Recorded data:
========

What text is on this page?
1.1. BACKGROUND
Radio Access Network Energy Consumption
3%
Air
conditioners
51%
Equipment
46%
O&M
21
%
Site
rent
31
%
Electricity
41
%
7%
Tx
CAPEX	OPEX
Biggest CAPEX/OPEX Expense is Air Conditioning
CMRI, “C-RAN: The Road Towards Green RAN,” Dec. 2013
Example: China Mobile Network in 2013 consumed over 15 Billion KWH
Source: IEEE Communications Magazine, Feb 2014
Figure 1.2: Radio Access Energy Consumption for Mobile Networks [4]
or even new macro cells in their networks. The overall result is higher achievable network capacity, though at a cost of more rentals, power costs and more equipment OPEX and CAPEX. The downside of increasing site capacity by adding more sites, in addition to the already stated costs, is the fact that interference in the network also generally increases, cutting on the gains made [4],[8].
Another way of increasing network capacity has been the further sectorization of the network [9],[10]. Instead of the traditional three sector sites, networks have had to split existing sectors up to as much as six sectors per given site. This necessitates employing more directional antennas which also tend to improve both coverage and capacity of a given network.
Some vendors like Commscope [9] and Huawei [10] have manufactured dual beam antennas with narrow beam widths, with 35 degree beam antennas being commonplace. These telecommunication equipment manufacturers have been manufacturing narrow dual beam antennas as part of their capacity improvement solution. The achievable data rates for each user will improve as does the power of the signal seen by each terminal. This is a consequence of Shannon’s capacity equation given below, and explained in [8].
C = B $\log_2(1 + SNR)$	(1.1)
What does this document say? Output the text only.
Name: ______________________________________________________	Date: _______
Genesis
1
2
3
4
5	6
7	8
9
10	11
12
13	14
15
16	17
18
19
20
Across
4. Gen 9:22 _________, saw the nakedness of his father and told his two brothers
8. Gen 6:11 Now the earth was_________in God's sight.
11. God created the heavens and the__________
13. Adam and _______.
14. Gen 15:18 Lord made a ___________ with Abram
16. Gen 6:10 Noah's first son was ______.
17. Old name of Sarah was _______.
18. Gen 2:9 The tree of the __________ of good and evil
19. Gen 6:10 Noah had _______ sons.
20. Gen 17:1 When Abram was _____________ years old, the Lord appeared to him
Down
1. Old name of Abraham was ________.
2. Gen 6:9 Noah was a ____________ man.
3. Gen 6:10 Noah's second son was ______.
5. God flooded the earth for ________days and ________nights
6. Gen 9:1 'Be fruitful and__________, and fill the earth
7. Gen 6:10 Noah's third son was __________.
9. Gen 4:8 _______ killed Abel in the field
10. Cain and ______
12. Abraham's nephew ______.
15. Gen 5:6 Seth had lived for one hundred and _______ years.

========

Look through the entries above. Copy out every line holding the word "Abram".

14. Gen 15:18 Lord made a ___________ with Abram
20. Gen 17:1 When Abram was _____________ years old, the Lord appeared to him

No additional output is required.